Rewrite the material below, replacing every "category-char" with "category-label" and leaving everything else unchanged. Omit the pictures from your output.

•••••

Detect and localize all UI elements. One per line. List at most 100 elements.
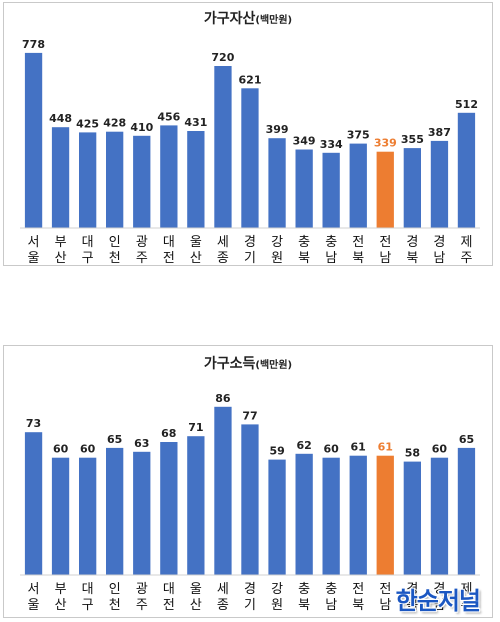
category-char: 전 — [163, 598, 175, 613]
bar-assets-10 — [295, 149, 313, 228]
category-char: 대 — [163, 582, 175, 597]
category-char: 주 — [461, 251, 473, 265]
value-label-income-4: 63 — [134, 437, 149, 450]
category-char: 천 — [109, 598, 121, 613]
value-label-assets-15: 387 — [428, 126, 451, 139]
bar-income-1 — [51, 457, 70, 575]
category-char: 세 — [217, 235, 229, 250]
category-char: 북 — [298, 251, 310, 265]
category-char: 산 — [55, 251, 67, 265]
category-char: 전 — [352, 582, 364, 597]
category-char: 원 — [271, 251, 283, 265]
bar-assets-6 — [187, 131, 205, 228]
value-label-assets-9: 399 — [266, 123, 289, 136]
category-char: 서 — [28, 582, 40, 597]
value-label-income-1: 60 — [53, 443, 69, 456]
bar-income-7 — [214, 406, 232, 575]
bar-income-3 — [106, 447, 124, 575]
category-char: 주 — [461, 598, 473, 613]
bar-income-11 — [322, 457, 340, 575]
value-label-income-3: 65 — [107, 433, 122, 446]
category-char: 경 — [406, 235, 418, 250]
bar-income-12 — [349, 455, 367, 575]
bar-income-8 — [241, 424, 259, 575]
category-char: 북 — [406, 598, 418, 613]
category-char: 남 — [433, 598, 445, 613]
chart-title-unit: (백만원) — [255, 13, 292, 26]
category-char: 남 — [379, 598, 391, 613]
category-char: 산 — [190, 251, 202, 265]
value-label-income-16: 65 — [459, 433, 474, 446]
category-char: 광 — [136, 582, 148, 597]
value-label-income-11: 60 — [324, 443, 340, 456]
bar-income-16 — [457, 447, 476, 575]
bar-income-6 — [187, 436, 205, 575]
category-char: 대 — [82, 235, 94, 250]
category-char: 충 — [325, 235, 337, 250]
category-char: 주 — [136, 251, 148, 265]
value-label-assets-2: 425 — [76, 117, 99, 130]
value-label-assets-13: 339 — [374, 137, 397, 150]
category-char: 인 — [109, 582, 121, 597]
category-char: 남 — [325, 598, 337, 613]
bar-assets-1 — [51, 127, 70, 228]
bar-assets-13 — [376, 151, 394, 228]
category-char: 산 — [55, 598, 67, 613]
bar-assets-14 — [403, 148, 421, 228]
bar-income-5 — [160, 442, 178, 575]
category-char: 광 — [136, 235, 148, 250]
chart-title-text: 가구자산 — [204, 10, 256, 27]
value-label-income-10: 62 — [296, 439, 311, 452]
value-label-assets-8: 621 — [239, 73, 262, 86]
value-label-assets-11: 334 — [320, 138, 343, 151]
category-char: 부 — [55, 235, 67, 250]
category-char: 인 — [109, 235, 121, 250]
category-char: 종 — [217, 598, 229, 613]
chart-title-unit: (백만원) — [255, 358, 292, 371]
bar-income-2 — [79, 457, 97, 575]
category-char: 남 — [325, 251, 337, 265]
bar-income-15 — [430, 457, 449, 575]
bar-income-13 — [376, 455, 394, 575]
bar-assets-9 — [268, 138, 286, 228]
category-char: 강 — [271, 235, 283, 250]
category-char: 경 — [406, 582, 418, 597]
category-char: 북 — [298, 598, 310, 613]
value-label-assets-7: 720 — [211, 51, 234, 64]
category-char: 북 — [352, 598, 364, 613]
chart-panel-household-income: 가구소득(백만원) 73 서 울 60 부 산 60 대 구 65 인 천 63 광 주 68 대 전 71 울 산 86 세… — [3, 345, 493, 618]
bar-assets-7 — [214, 66, 232, 228]
category-char: 전 — [352, 235, 364, 250]
bar-assets-12 — [349, 143, 367, 228]
value-label-income-6: 71 — [188, 421, 203, 434]
category-char: 남 — [379, 251, 391, 265]
bar-assets-3 — [106, 131, 124, 228]
bar-assets-8 — [241, 88, 259, 228]
category-char: 강 — [271, 582, 283, 597]
category-char: 남 — [433, 251, 445, 265]
value-label-income-15: 60 — [432, 443, 448, 456]
value-label-assets-6: 431 — [184, 116, 207, 129]
bar-income-10 — [295, 453, 313, 575]
category-char: 울 — [190, 582, 202, 597]
category-char: 전 — [379, 582, 391, 597]
category-char: 충 — [298, 235, 310, 250]
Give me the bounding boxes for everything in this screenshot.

•••••

▸ **OUTPUT FOR THIS TASK**
Detect and localize all UI elements. One per line. List at most 100 elements.
category-label: 전 — [163, 598, 175, 613]
bar-assets-10 — [295, 149, 313, 228]
category-label: 대 — [163, 582, 175, 597]
category-label: 주 — [461, 251, 473, 265]
value-label-income-4: 63 — [134, 437, 149, 450]
category-label: 천 — [109, 598, 121, 613]
value-label-assets-15: 387 — [428, 126, 451, 139]
bar-income-1 — [51, 457, 70, 575]
category-label: 세 — [217, 235, 229, 250]
category-label: 북 — [298, 251, 310, 265]
category-label: 산 — [55, 251, 67, 265]
category-label: 전 — [352, 582, 364, 597]
category-label: 원 — [271, 251, 283, 265]
bar-assets-6 — [187, 131, 205, 228]
value-label-assets-9: 399 — [266, 123, 289, 136]
category-label: 서 — [28, 582, 40, 597]
value-label-income-1: 60 — [53, 443, 69, 456]
bar-income-7 — [214, 406, 232, 575]
bar-income-3 — [106, 447, 124, 575]
category-label: 주 — [461, 598, 473, 613]
bar-income-11 — [322, 457, 340, 575]
value-label-income-3: 65 — [107, 433, 122, 446]
category-label: 경 — [406, 235, 418, 250]
bar-income-12 — [349, 455, 367, 575]
bar-income-8 — [241, 424, 259, 575]
category-label: 북 — [406, 598, 418, 613]
category-label: 남 — [433, 598, 445, 613]
chart-title-unit: (백만원) — [255, 13, 292, 26]
category-label: 남 — [379, 598, 391, 613]
category-label: 산 — [190, 251, 202, 265]
value-label-income-16: 65 — [459, 433, 474, 446]
category-label: 광 — [136, 582, 148, 597]
value-label-income-11: 60 — [324, 443, 340, 456]
bar-income-16 — [457, 447, 476, 575]
bar-income-6 — [187, 436, 205, 575]
category-label: 대 — [82, 235, 94, 250]
category-label: 충 — [325, 235, 337, 250]
category-label: 주 — [136, 251, 148, 265]
value-label-assets-2: 425 — [76, 117, 99, 130]
value-label-assets-13: 339 — [374, 137, 397, 150]
category-label: 인 — [109, 582, 121, 597]
category-label: 남 — [325, 598, 337, 613]
bar-assets-1 — [51, 127, 70, 228]
bar-assets-13 — [376, 151, 394, 228]
category-label: 산 — [55, 598, 67, 613]
bar-assets-14 — [403, 148, 421, 228]
bar-income-5 — [160, 442, 178, 575]
category-label: 광 — [136, 235, 148, 250]
chart-title-text: 가구자산 — [204, 10, 256, 27]
value-label-income-10: 62 — [296, 439, 311, 452]
value-label-assets-8: 621 — [239, 73, 262, 86]
value-label-assets-11: 334 — [320, 138, 343, 151]
category-label: 부 — [55, 235, 67, 250]
category-label: 인 — [109, 235, 121, 250]
category-label: 종 — [217, 598, 229, 613]
chart-title-unit: (백만원) — [255, 358, 292, 371]
bar-income-2 — [79, 457, 97, 575]
category-label: 남 — [325, 251, 337, 265]
bar-income-15 — [430, 457, 449, 575]
bar-income-13 — [376, 455, 394, 575]
bar-assets-9 — [268, 138, 286, 228]
category-label: 강 — [271, 235, 283, 250]
category-label: 경 — [406, 582, 418, 597]
category-label: 북 — [298, 598, 310, 613]
value-label-assets-7: 720 — [211, 51, 234, 64]
category-label: 북 — [352, 598, 364, 613]
chart-panel-household-income: 가구소득(백만원) 73 서 울 60 부 산 60 대 구 65 인 천 63 광 주 68 대 전 71 울 산 86 세… — [3, 345, 493, 618]
bar-assets-7 — [214, 66, 232, 228]
category-label: 전 — [352, 235, 364, 250]
bar-assets-12 — [349, 143, 367, 228]
value-label-income-6: 71 — [188, 421, 203, 434]
category-label: 남 — [379, 251, 391, 265]
bar-assets-3 — [106, 131, 124, 228]
bar-assets-8 — [241, 88, 259, 228]
category-label: 강 — [271, 582, 283, 597]
category-label: 남 — [433, 251, 445, 265]
value-label-income-15: 60 — [432, 443, 448, 456]
value-label-assets-6: 431 — [184, 116, 207, 129]
bar-income-10 — [295, 453, 313, 575]
category-label: 울 — [190, 582, 202, 597]
category-label: 전 — [379, 582, 391, 597]
category-label: 충 — [298, 235, 310, 250]
Give me the bounding boxes for everything in this screenshot.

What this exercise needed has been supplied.